### BRIEF
Extract and list every line that contains the word "title".

(Lines of data)

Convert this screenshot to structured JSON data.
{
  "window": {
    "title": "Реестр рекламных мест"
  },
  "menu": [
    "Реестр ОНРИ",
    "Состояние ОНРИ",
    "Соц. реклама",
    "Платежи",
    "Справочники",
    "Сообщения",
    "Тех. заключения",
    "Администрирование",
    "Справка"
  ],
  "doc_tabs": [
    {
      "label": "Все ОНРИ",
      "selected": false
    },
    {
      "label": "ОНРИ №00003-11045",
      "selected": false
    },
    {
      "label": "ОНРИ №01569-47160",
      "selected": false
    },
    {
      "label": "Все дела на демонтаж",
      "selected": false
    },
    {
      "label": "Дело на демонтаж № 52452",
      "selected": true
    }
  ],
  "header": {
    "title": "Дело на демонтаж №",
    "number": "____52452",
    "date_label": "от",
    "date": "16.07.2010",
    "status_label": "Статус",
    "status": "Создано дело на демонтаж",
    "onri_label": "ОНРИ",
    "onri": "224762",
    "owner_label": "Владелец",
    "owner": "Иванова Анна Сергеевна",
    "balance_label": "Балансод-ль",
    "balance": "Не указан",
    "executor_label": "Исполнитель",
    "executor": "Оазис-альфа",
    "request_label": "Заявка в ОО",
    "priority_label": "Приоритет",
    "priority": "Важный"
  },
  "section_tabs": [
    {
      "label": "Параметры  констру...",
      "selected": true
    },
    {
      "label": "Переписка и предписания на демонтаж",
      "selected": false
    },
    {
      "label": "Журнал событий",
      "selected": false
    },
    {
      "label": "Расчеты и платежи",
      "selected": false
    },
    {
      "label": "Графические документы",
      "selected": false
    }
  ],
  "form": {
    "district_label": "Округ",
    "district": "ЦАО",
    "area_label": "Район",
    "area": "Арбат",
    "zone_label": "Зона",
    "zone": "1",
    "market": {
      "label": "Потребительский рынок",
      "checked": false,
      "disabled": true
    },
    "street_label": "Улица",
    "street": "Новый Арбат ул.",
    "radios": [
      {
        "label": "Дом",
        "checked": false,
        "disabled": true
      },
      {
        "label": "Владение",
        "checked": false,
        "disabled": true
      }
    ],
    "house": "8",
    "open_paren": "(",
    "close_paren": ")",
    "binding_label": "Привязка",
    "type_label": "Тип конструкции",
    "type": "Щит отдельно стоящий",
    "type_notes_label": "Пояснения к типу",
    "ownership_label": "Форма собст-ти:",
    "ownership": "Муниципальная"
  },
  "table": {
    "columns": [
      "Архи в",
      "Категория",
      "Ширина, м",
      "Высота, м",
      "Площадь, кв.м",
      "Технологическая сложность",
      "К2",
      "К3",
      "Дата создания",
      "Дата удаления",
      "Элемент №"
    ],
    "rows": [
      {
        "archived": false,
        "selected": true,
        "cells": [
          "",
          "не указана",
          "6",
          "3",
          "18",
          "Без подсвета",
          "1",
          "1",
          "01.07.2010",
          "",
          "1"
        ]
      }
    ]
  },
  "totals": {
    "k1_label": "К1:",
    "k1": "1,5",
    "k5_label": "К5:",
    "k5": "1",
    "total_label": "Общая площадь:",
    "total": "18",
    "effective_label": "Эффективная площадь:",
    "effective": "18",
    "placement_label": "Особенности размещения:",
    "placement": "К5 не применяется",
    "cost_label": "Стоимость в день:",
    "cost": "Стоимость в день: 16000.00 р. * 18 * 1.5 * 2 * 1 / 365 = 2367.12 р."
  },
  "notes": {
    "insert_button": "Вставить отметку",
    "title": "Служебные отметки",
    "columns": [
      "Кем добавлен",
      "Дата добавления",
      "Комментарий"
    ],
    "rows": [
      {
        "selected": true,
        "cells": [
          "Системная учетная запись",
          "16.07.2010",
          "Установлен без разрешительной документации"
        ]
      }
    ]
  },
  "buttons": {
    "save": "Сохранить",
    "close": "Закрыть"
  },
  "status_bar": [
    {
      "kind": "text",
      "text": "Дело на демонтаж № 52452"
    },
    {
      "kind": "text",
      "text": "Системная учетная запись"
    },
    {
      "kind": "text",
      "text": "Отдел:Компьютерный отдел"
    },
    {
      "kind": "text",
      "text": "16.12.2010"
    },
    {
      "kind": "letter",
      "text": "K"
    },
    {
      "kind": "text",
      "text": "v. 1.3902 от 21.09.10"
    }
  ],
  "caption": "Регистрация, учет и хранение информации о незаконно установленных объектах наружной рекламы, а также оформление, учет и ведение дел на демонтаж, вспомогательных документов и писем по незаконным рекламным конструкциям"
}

### PROBLEM SOLUTION
    "title": "Реестр рекламных мест"
    "title": "Дело на демонтаж №",
    "title": "Служебные отметки",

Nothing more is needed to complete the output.